> _THE RECORDS_:
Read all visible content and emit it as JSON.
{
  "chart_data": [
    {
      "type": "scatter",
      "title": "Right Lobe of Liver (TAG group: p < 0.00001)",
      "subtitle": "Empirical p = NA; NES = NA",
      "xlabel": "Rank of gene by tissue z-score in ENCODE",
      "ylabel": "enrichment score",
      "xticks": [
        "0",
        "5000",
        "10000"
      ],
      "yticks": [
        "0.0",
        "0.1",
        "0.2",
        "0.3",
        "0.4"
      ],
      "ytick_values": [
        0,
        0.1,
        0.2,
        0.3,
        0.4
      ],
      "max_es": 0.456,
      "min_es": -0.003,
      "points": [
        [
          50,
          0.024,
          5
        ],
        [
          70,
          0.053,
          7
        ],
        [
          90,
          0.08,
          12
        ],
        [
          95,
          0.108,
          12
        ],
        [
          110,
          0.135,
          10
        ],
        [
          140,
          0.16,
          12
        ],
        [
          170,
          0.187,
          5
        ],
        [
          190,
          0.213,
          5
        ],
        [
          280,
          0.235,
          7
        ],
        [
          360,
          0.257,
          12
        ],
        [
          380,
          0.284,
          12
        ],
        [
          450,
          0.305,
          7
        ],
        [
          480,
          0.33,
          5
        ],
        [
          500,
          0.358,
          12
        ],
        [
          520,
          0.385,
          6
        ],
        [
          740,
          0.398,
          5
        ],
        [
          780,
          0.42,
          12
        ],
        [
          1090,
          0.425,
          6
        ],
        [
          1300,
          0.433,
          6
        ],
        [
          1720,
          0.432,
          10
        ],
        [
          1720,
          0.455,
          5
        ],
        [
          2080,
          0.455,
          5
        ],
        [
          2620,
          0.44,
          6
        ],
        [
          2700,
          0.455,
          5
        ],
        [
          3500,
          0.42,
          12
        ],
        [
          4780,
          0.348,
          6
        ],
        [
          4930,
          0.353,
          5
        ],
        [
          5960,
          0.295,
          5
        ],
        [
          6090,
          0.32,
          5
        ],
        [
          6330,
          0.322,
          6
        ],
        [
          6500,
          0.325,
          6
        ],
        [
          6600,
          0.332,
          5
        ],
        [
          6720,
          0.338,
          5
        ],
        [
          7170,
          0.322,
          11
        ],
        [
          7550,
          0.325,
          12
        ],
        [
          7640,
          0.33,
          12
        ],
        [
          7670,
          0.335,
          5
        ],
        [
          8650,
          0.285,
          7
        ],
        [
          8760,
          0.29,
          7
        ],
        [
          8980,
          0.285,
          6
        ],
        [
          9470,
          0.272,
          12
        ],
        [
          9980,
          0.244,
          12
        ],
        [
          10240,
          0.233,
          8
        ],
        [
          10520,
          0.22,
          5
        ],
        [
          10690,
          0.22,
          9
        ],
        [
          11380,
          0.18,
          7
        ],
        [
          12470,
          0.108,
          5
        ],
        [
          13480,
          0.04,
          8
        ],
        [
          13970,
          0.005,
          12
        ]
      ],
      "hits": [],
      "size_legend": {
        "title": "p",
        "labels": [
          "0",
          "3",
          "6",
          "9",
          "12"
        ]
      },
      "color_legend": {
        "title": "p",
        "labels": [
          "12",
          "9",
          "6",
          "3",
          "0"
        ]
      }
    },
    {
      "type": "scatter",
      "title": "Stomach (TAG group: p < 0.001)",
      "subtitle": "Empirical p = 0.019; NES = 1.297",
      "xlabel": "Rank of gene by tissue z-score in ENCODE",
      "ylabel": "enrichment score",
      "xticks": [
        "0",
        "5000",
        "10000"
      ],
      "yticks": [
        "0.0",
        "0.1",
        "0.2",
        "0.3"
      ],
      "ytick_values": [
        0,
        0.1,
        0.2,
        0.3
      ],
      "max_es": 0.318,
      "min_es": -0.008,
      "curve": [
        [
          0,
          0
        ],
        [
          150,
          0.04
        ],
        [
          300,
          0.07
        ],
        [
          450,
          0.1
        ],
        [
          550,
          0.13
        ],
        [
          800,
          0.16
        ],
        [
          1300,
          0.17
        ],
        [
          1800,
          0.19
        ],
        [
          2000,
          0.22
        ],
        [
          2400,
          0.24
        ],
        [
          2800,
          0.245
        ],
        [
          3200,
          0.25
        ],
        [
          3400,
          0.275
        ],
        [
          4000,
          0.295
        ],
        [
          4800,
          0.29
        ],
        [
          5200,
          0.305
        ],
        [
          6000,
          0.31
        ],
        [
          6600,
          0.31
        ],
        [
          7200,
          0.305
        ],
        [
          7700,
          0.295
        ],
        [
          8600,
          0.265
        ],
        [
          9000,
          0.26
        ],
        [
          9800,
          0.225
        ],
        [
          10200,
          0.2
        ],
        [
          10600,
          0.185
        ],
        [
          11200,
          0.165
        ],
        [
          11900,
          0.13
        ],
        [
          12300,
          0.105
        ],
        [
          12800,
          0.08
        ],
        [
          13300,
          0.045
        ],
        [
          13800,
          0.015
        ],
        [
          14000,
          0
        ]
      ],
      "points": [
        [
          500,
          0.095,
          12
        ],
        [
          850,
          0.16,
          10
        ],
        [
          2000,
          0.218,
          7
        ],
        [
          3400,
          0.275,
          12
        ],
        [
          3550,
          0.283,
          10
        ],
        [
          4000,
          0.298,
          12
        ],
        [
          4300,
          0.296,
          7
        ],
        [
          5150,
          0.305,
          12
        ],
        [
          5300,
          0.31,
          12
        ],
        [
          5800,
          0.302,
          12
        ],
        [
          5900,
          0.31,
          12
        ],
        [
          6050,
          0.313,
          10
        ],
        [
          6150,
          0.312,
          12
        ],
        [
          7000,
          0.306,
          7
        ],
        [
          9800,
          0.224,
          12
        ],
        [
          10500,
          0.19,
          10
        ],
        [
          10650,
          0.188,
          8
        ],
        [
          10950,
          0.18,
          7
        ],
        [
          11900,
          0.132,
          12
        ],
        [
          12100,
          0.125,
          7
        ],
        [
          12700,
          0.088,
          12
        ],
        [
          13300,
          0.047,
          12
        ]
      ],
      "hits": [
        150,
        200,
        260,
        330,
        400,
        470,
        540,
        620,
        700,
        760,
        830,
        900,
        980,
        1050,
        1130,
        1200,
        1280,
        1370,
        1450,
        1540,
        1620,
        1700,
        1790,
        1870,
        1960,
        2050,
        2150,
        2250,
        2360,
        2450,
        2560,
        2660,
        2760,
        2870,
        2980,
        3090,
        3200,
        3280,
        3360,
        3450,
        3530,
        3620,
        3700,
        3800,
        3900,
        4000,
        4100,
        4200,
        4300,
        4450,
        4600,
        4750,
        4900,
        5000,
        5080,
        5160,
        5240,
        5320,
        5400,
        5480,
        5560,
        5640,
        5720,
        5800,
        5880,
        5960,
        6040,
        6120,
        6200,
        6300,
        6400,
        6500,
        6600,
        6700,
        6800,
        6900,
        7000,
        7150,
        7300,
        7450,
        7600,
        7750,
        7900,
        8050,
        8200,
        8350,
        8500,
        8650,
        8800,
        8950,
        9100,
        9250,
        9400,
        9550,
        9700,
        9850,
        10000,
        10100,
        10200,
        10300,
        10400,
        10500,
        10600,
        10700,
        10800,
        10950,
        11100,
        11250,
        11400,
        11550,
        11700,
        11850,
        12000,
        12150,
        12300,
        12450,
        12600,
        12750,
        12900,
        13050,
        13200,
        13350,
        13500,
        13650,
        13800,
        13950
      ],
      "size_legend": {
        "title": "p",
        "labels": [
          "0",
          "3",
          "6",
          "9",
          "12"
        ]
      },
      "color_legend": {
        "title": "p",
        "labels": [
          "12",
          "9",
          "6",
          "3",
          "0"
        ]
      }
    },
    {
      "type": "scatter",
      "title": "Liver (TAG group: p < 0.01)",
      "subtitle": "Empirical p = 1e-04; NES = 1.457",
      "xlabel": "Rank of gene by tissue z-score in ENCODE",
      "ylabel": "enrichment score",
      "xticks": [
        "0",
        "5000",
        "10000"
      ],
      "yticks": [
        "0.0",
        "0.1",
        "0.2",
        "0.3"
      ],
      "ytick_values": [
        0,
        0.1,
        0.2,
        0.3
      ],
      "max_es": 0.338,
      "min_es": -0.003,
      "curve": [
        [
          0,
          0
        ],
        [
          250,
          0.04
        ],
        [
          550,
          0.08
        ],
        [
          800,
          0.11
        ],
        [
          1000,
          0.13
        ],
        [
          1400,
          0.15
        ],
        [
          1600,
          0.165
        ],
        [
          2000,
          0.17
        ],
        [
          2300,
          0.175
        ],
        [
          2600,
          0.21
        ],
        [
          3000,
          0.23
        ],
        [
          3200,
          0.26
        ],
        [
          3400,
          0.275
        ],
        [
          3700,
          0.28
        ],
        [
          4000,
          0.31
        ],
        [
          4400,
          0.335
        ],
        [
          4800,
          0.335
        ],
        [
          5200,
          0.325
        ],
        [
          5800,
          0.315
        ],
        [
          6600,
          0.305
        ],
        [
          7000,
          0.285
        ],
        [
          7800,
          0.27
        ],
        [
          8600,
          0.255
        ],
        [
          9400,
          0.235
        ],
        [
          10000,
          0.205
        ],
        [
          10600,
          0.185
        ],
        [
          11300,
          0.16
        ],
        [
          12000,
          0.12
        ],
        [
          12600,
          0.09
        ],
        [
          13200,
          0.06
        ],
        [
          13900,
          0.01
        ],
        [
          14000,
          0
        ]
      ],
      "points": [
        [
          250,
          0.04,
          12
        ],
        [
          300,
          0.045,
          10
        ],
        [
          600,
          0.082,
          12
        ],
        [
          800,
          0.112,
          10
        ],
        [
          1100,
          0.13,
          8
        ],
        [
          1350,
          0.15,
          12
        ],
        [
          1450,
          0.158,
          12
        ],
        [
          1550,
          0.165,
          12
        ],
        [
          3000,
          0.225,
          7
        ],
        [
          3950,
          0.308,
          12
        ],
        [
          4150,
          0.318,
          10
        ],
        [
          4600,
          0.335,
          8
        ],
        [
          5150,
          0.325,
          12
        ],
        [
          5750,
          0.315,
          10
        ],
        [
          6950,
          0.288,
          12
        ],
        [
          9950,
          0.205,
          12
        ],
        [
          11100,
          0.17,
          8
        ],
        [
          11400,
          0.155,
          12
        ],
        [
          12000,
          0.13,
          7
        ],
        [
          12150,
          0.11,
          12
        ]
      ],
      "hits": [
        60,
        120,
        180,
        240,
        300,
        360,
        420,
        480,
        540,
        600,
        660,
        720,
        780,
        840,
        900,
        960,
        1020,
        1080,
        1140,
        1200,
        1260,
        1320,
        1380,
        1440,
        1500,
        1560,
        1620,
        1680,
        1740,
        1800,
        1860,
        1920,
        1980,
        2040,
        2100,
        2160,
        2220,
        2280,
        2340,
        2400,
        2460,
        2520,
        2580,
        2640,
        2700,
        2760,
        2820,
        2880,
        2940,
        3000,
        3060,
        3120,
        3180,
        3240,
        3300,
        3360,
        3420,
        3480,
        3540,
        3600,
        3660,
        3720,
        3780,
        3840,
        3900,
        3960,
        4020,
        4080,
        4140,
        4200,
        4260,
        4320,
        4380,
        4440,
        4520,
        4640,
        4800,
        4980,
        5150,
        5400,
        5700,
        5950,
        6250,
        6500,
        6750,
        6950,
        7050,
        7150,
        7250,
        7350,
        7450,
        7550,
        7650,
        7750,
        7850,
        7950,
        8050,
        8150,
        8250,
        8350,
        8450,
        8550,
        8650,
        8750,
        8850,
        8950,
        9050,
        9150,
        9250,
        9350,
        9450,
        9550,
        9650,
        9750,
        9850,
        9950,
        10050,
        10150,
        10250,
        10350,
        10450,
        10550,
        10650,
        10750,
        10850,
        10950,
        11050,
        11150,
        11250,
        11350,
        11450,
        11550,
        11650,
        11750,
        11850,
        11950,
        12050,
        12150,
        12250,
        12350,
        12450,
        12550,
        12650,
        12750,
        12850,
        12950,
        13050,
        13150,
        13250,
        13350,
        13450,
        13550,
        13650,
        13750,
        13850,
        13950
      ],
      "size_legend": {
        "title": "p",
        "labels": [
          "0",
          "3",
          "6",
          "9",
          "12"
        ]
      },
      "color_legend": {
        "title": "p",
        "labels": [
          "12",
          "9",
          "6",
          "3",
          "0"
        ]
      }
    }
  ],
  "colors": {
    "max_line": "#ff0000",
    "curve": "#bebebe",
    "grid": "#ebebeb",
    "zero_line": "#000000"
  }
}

> _ACTIVITY_: Where a line of the data holds the word "group", copy that line.

> _WRITTEN SOLUTION_:
      "title": "Right Lobe of Liver (TAG group: p < 0.00001)",
      "title": "Stomach (TAG group: p < 0.001)",
      "title": "Liver (TAG group: p < 0.01)",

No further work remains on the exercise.